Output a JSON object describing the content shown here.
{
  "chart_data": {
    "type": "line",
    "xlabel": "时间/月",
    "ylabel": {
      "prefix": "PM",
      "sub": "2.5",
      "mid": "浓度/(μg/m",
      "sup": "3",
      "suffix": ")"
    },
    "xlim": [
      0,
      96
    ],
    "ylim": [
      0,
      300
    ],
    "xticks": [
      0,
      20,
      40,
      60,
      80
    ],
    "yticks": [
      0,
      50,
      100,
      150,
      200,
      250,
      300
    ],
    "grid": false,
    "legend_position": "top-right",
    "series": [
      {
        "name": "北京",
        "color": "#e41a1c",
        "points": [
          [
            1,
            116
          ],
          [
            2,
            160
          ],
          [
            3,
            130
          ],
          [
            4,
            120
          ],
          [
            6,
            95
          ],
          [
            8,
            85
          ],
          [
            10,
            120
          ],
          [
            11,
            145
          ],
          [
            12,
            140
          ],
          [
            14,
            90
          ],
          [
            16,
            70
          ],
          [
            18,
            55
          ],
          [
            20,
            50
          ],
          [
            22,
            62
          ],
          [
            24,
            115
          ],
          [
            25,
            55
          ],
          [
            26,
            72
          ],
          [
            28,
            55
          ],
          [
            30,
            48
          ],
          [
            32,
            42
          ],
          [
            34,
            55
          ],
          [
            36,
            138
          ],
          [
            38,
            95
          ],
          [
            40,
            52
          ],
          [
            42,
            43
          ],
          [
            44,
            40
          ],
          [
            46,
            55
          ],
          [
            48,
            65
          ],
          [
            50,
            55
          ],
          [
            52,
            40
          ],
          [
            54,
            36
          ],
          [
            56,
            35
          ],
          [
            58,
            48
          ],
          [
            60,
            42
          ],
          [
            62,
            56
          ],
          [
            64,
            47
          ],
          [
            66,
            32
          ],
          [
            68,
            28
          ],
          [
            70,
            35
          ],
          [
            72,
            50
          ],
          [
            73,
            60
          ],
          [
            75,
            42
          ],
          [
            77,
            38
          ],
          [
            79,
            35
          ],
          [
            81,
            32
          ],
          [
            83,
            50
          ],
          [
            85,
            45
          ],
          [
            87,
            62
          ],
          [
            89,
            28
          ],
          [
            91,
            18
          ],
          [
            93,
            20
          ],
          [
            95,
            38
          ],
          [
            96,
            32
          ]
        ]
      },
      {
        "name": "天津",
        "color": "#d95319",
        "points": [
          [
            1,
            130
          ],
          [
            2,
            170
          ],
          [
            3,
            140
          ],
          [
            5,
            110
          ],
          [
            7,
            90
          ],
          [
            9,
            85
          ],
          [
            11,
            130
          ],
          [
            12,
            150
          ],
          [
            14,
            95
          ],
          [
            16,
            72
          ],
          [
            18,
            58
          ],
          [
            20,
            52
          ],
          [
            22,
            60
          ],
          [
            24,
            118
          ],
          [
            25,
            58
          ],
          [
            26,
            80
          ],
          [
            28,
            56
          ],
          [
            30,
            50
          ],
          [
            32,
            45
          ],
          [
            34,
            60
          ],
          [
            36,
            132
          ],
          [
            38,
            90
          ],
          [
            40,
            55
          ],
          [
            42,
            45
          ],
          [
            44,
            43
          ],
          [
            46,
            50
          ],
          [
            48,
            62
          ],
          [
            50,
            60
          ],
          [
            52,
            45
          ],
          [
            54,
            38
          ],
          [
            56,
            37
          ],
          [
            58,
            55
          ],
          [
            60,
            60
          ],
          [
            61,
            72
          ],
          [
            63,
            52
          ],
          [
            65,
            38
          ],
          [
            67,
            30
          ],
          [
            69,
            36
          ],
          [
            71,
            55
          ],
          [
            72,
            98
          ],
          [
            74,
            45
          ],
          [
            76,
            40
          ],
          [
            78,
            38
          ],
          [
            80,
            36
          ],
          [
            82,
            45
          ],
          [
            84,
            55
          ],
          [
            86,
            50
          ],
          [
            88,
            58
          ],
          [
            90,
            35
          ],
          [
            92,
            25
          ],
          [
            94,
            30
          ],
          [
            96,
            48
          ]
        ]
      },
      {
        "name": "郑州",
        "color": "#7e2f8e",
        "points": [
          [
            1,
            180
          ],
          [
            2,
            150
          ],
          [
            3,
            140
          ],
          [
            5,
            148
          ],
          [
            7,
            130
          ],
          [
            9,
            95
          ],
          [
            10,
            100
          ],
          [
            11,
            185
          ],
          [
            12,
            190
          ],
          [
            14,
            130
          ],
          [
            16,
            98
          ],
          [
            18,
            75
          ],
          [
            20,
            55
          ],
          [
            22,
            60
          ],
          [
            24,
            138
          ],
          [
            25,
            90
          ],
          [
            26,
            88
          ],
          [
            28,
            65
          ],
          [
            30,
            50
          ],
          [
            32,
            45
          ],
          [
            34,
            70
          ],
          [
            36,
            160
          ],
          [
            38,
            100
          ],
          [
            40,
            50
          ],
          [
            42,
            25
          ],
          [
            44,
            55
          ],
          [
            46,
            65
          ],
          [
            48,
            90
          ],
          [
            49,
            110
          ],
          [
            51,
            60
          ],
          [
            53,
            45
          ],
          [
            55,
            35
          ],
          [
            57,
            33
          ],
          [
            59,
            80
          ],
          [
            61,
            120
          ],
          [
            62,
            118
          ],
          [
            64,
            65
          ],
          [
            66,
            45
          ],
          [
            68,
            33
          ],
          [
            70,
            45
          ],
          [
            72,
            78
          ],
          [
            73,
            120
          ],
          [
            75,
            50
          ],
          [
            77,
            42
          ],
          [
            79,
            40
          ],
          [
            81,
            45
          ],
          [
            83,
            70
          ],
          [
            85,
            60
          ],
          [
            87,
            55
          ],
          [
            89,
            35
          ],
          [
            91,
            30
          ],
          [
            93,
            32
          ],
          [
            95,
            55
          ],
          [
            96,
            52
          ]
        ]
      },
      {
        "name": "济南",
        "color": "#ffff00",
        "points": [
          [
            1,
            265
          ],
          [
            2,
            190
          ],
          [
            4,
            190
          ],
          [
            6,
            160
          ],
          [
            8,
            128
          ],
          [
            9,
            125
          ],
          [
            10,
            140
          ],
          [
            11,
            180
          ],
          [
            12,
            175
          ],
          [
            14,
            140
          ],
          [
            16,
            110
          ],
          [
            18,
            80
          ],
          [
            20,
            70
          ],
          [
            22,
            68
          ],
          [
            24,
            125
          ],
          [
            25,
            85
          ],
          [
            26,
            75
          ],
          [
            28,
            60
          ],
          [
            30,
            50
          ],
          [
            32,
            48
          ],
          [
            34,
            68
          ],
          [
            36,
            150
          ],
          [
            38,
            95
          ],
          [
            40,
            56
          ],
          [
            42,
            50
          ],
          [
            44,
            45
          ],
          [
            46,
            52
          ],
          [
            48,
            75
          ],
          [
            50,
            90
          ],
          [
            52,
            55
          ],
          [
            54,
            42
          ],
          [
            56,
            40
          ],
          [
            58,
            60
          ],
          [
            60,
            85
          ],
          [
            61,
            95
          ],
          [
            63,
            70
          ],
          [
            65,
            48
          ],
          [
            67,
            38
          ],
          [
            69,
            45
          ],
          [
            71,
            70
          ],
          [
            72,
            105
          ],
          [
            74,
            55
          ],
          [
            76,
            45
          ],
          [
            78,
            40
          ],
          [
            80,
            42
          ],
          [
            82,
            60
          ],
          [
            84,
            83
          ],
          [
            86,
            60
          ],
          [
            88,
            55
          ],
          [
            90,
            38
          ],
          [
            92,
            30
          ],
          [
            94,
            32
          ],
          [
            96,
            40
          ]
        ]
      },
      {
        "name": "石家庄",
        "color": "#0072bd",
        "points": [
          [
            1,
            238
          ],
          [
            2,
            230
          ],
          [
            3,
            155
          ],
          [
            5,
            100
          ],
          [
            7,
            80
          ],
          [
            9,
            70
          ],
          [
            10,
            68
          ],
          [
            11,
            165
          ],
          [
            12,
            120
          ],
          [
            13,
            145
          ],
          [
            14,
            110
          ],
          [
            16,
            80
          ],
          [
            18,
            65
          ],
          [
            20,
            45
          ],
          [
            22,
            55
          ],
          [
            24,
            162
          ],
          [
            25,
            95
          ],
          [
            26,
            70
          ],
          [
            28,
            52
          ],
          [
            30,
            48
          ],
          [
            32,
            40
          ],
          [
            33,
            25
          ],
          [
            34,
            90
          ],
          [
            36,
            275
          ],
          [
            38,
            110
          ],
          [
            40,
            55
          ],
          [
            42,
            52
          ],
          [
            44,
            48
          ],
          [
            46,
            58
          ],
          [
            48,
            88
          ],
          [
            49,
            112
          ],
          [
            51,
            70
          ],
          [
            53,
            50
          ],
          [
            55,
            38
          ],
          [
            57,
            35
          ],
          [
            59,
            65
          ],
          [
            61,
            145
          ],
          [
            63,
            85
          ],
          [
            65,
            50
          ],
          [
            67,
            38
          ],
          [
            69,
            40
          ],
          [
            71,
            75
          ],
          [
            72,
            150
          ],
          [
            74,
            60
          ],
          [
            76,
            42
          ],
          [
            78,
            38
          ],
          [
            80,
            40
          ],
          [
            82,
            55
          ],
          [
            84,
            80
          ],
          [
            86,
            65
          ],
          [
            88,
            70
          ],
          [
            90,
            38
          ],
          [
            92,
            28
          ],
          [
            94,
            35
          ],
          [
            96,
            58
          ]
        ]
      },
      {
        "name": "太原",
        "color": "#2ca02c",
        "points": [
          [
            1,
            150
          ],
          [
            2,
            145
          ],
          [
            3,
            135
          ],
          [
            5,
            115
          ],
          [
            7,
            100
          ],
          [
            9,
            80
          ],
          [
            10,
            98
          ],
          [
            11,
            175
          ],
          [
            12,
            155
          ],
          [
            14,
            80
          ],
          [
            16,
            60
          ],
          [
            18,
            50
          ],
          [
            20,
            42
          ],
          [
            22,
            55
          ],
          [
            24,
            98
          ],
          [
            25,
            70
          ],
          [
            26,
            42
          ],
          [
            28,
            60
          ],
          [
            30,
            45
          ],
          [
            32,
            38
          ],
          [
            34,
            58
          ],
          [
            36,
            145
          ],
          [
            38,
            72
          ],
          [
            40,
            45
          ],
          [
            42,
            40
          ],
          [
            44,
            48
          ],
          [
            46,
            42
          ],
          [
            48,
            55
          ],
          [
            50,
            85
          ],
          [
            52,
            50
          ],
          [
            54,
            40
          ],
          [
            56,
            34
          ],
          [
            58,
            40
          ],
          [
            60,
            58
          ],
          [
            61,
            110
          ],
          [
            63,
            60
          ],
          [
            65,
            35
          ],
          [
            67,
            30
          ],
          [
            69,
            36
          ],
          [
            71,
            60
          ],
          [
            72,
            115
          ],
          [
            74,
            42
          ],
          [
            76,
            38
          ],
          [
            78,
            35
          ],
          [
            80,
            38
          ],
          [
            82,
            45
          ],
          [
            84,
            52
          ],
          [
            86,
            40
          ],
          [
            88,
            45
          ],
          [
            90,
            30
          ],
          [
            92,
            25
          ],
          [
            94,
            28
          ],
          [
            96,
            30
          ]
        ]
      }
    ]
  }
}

====================

• _Work instructions_: Among the lines of the material, find those that hold the word "name" and copy them.

• _Complete output_:
        "name": "北京",
        "name": "天津",
        "name": "郑州",
        "name": "济南",
        "name": "石家庄",
        "name": "太原",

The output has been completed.